The exercise: Count every line in the entries that follow where the word "Nominal" appears, then state only the total.

Material provided:
┌──

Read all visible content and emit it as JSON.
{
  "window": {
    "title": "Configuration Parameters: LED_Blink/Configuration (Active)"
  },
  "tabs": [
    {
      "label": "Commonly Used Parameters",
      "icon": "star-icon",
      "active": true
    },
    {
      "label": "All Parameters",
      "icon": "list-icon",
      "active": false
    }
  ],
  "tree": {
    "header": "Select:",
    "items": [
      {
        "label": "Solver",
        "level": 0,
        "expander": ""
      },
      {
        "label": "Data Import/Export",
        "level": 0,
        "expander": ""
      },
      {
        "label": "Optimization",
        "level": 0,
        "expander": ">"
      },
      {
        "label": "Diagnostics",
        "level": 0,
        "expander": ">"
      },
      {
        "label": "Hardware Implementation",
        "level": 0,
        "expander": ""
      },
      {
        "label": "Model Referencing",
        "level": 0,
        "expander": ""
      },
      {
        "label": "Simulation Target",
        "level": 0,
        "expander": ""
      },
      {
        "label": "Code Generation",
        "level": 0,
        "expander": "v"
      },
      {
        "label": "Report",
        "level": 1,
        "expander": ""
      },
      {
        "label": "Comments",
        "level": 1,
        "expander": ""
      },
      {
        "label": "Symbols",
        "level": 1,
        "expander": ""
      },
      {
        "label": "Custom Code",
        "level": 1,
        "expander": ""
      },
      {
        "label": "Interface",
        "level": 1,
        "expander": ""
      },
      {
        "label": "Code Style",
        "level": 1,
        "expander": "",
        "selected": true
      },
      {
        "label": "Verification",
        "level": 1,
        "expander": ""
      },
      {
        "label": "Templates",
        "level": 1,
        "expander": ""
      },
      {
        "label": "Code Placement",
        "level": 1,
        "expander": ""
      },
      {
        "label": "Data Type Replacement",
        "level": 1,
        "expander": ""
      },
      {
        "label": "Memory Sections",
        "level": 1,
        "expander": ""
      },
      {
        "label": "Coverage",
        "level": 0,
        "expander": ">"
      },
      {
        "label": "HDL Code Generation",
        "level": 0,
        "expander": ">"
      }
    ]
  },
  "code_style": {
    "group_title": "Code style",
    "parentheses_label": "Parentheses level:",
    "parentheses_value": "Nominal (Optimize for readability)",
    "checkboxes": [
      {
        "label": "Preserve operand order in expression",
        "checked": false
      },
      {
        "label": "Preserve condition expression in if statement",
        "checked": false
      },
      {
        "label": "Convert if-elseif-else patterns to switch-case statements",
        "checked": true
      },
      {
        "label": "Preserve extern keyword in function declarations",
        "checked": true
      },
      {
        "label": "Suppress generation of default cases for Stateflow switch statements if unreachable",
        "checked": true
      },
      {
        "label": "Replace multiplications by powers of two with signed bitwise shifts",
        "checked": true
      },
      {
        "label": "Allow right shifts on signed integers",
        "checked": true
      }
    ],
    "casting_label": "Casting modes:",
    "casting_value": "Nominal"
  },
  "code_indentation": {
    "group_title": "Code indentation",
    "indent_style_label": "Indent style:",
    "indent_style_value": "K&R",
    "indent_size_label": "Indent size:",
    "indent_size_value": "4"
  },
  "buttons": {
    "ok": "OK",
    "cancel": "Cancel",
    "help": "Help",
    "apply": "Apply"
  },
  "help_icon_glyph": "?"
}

└──

Reply: 2